• [Stated goal]
Wherever a line in the data below holds "content", copy that line.

• [Input records]
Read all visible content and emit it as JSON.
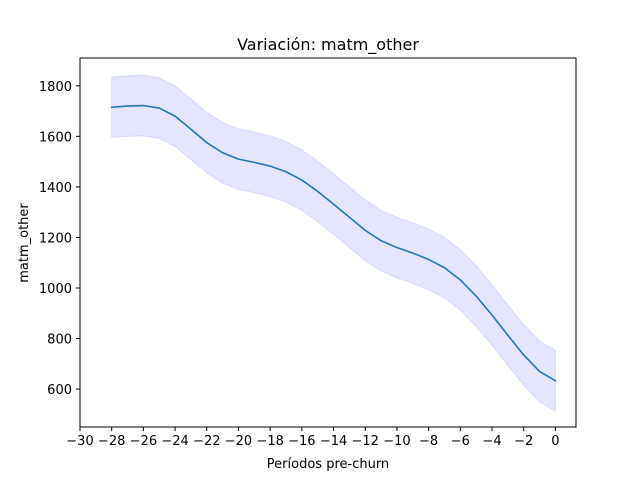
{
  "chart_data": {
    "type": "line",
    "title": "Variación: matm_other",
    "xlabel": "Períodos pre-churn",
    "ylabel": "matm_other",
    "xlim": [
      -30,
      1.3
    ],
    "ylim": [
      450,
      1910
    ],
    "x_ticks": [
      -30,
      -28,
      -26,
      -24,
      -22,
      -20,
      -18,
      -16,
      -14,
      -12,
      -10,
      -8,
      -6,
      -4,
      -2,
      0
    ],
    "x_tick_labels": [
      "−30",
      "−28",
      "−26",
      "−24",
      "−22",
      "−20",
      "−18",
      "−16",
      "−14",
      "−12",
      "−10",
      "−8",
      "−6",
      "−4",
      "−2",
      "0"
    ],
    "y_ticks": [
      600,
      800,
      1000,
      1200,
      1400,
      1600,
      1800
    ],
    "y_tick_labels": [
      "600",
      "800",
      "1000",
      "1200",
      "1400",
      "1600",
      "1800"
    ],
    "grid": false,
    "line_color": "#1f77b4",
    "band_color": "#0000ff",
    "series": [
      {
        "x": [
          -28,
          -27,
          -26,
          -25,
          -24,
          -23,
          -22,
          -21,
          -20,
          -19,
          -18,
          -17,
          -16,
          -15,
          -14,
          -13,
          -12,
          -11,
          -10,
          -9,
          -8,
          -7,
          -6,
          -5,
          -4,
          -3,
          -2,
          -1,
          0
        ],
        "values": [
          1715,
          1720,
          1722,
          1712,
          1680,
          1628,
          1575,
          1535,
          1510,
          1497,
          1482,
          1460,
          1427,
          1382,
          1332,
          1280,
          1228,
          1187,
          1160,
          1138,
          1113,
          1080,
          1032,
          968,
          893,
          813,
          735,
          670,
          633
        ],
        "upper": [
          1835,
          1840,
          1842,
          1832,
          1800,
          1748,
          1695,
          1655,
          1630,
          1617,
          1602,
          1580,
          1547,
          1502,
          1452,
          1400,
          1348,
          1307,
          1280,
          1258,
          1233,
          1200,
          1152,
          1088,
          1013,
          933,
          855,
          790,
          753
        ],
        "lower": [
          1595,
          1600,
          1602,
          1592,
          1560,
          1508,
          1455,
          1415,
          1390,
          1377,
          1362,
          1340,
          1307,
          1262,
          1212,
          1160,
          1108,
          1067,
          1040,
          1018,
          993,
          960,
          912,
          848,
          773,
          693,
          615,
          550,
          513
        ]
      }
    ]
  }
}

--

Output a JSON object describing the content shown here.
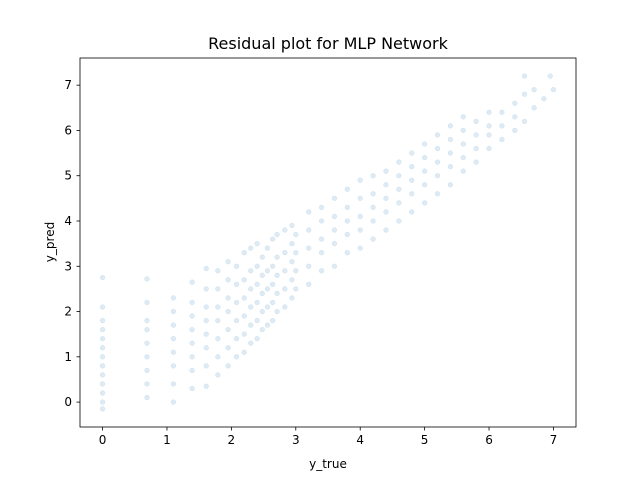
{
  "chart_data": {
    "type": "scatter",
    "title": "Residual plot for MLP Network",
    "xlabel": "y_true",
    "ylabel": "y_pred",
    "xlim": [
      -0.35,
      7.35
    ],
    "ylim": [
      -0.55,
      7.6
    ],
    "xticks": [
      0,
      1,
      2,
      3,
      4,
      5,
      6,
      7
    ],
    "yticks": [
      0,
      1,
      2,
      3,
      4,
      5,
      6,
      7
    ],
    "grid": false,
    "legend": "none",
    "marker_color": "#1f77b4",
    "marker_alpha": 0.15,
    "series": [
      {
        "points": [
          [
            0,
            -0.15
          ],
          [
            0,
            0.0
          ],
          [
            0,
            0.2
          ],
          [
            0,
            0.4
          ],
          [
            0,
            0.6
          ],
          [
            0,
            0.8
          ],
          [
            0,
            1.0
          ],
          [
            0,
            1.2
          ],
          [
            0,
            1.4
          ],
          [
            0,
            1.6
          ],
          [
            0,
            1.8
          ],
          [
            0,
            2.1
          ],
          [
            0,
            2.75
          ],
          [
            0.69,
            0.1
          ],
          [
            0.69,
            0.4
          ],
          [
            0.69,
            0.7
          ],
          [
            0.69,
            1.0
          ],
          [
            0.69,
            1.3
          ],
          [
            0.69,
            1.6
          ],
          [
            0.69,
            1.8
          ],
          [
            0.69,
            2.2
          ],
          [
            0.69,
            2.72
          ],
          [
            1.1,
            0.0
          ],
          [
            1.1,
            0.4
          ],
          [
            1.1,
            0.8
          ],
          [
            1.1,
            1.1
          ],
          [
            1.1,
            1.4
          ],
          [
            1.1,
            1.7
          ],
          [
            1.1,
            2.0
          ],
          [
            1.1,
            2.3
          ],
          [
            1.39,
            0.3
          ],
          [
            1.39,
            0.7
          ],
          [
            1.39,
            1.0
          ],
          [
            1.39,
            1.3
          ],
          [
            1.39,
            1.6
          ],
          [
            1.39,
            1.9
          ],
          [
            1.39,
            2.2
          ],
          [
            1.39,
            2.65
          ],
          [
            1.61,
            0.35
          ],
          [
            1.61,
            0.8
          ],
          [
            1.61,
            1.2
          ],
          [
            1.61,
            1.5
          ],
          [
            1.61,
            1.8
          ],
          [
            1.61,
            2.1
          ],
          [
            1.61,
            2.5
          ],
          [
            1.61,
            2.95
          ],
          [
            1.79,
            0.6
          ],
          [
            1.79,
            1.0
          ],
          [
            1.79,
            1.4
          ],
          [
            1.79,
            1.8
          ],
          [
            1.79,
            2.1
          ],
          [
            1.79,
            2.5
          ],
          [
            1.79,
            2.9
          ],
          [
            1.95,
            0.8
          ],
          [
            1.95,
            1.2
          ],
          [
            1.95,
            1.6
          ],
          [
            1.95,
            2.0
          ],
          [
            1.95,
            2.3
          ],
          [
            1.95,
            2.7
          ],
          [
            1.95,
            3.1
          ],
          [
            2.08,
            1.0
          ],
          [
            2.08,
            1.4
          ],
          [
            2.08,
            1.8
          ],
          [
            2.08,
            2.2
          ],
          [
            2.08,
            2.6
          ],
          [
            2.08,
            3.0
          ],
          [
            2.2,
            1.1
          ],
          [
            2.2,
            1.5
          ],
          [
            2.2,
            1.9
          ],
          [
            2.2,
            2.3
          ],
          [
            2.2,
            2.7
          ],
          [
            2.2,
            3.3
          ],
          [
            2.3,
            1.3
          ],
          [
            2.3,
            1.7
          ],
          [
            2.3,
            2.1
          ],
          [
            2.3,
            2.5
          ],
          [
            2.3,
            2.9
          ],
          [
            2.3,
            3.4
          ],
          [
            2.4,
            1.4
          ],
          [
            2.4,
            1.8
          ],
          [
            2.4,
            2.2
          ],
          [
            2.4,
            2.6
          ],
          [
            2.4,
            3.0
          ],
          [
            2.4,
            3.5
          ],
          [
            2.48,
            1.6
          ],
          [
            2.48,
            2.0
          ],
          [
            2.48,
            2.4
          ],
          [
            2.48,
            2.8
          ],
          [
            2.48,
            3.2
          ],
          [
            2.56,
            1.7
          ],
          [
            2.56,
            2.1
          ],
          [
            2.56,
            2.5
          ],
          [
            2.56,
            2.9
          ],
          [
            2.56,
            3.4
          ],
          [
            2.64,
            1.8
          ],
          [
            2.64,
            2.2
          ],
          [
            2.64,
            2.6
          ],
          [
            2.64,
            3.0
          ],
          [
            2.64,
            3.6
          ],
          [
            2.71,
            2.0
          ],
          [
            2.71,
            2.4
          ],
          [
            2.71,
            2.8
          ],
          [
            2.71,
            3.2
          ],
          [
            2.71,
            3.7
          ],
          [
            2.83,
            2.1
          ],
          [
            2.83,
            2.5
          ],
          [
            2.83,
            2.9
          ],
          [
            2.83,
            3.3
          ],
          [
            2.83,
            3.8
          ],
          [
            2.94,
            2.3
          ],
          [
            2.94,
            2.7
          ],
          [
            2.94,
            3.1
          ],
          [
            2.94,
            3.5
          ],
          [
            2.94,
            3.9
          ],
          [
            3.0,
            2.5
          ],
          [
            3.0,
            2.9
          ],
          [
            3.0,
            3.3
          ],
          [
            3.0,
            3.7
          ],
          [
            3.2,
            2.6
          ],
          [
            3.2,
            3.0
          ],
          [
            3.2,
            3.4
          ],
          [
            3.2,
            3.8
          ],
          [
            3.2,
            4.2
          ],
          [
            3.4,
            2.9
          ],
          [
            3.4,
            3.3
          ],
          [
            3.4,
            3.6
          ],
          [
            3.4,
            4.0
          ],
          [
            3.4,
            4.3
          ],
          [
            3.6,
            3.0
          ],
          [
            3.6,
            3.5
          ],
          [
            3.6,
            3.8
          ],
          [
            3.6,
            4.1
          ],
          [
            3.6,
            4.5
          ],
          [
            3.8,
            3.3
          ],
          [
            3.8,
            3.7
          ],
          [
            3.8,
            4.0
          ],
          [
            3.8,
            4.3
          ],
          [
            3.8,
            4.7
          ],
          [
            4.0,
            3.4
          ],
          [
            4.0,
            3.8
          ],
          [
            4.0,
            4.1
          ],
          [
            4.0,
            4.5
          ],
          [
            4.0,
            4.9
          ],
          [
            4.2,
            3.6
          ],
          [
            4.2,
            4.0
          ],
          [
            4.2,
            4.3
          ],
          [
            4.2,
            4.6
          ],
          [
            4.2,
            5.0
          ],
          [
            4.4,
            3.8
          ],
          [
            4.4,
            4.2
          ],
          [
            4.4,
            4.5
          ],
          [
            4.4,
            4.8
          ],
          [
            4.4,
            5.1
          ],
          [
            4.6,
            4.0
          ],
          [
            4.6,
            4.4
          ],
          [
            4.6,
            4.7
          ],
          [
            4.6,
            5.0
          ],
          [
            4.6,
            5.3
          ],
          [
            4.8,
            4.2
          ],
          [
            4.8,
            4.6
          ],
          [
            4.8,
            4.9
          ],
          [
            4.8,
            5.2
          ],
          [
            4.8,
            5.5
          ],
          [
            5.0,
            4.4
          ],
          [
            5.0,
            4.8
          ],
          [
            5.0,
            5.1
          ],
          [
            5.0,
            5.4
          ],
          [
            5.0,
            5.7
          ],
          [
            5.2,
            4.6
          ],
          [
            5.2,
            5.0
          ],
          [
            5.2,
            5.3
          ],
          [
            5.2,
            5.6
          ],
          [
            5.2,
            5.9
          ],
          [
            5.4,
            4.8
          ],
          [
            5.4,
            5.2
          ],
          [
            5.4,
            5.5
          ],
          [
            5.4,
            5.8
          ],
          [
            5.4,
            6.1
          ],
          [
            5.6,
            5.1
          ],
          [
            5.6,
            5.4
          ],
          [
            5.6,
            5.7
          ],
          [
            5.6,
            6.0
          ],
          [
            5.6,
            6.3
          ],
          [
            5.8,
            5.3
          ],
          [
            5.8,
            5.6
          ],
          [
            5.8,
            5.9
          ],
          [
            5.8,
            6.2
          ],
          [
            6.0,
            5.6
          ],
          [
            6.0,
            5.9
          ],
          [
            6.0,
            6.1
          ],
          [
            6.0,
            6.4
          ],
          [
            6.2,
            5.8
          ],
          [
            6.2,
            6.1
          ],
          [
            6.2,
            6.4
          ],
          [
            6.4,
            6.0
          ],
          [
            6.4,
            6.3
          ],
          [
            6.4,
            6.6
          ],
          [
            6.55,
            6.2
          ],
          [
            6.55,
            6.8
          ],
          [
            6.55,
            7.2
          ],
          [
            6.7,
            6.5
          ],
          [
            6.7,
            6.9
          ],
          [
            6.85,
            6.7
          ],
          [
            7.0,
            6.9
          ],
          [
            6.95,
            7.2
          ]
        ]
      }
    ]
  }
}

• [The output]
Read all visible content and emit it as JSON.
Output a JSON object describing the content shown here.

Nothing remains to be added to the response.